====== EXTRACTED ENTRIES
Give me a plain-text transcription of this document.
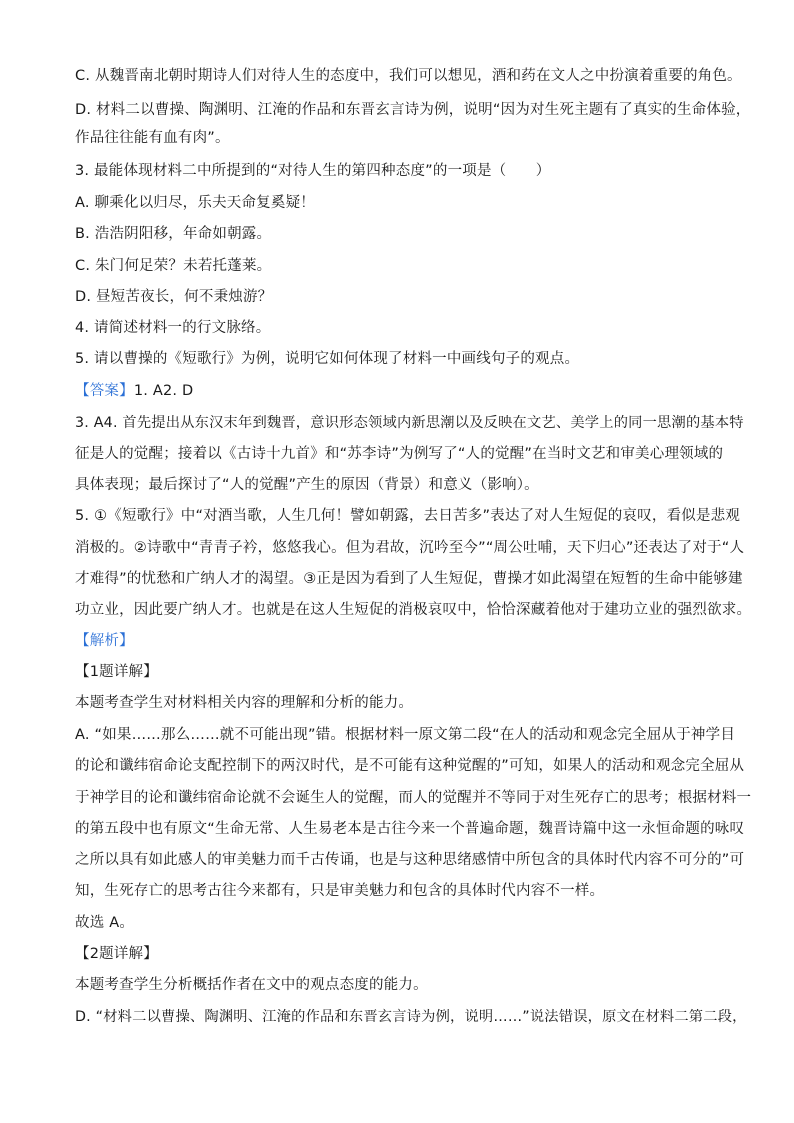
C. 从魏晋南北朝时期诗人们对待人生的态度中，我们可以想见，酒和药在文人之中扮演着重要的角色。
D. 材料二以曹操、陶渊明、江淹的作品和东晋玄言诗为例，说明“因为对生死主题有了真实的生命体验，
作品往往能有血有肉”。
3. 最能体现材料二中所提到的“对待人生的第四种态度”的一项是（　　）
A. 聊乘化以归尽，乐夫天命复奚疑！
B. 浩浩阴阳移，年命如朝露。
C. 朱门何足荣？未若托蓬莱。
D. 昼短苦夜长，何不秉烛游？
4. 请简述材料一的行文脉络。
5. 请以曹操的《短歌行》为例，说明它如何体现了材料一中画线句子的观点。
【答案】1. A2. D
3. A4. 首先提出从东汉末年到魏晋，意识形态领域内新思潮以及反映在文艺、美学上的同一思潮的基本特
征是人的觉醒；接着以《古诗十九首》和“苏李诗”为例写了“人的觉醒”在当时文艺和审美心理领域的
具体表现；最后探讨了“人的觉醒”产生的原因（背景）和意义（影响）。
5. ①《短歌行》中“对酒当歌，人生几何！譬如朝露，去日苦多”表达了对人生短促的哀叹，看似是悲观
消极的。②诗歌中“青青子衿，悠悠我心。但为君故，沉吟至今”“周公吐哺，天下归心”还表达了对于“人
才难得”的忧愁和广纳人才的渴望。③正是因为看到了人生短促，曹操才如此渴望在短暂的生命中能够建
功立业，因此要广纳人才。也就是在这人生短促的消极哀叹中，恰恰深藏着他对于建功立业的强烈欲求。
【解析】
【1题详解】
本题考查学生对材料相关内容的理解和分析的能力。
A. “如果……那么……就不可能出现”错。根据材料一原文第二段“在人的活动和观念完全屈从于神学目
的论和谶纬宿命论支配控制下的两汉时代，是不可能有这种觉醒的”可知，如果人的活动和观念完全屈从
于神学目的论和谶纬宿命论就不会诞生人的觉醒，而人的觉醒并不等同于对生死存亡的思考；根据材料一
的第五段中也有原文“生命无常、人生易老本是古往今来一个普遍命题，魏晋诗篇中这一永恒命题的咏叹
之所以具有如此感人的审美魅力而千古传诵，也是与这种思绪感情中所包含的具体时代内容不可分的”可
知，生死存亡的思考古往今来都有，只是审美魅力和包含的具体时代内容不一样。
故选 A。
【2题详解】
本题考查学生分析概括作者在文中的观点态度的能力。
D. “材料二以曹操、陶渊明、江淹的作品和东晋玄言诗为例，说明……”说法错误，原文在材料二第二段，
============
====== EXTRACTED ENTRIES
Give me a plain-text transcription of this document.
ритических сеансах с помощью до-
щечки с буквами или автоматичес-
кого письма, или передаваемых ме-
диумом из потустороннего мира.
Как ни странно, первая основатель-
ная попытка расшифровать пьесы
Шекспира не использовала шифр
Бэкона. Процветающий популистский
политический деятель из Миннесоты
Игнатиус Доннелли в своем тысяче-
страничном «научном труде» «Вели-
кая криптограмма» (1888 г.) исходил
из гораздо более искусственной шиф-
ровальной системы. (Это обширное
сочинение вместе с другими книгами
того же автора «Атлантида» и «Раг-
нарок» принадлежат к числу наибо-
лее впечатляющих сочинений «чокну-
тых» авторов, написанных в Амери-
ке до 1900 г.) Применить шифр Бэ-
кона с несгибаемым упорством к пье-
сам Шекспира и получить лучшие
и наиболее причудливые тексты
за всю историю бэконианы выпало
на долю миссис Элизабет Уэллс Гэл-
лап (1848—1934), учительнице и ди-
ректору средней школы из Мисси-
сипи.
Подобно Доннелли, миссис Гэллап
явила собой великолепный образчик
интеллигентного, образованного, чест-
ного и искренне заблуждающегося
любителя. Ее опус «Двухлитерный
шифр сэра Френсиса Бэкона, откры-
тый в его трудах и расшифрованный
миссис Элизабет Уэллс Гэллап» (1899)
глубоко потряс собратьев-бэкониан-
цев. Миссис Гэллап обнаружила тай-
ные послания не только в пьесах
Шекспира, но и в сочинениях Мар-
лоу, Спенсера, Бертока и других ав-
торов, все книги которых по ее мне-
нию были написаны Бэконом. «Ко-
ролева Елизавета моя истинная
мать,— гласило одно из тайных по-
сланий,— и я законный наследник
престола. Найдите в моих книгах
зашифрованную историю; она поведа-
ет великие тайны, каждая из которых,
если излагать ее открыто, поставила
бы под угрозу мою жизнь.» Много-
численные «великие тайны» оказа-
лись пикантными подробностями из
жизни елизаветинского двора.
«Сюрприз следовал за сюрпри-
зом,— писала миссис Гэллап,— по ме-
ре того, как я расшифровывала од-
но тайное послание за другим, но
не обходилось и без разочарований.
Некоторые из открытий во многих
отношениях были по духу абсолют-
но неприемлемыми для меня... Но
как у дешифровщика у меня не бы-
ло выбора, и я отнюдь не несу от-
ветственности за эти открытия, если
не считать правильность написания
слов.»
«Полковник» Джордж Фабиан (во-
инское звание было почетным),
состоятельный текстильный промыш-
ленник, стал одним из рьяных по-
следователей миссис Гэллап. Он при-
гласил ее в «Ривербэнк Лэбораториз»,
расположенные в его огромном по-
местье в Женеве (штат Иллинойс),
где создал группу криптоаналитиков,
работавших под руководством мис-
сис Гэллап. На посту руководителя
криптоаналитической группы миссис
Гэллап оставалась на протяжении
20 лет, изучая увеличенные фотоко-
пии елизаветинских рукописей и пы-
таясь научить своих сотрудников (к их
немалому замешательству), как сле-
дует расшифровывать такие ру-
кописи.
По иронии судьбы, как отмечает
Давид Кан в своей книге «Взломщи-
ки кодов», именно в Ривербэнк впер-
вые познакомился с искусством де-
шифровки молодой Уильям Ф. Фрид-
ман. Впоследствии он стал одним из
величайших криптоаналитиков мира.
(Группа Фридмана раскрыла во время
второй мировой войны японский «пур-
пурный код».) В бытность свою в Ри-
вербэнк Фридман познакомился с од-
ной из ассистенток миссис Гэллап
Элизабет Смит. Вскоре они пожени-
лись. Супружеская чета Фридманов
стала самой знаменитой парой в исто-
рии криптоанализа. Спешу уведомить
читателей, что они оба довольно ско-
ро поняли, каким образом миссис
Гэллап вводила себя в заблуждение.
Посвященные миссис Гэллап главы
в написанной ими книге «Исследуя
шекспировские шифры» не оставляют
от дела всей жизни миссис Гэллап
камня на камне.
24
============
• **WHAT YOU HAVE TO DO**:
Whenever "Доннелли" turns up in a line, pick that line out.

• **PROBLEM SOLUTION**:
Игнатиус Доннелли в своем тысяче-
Подобно Доннелли, миссис Гэллап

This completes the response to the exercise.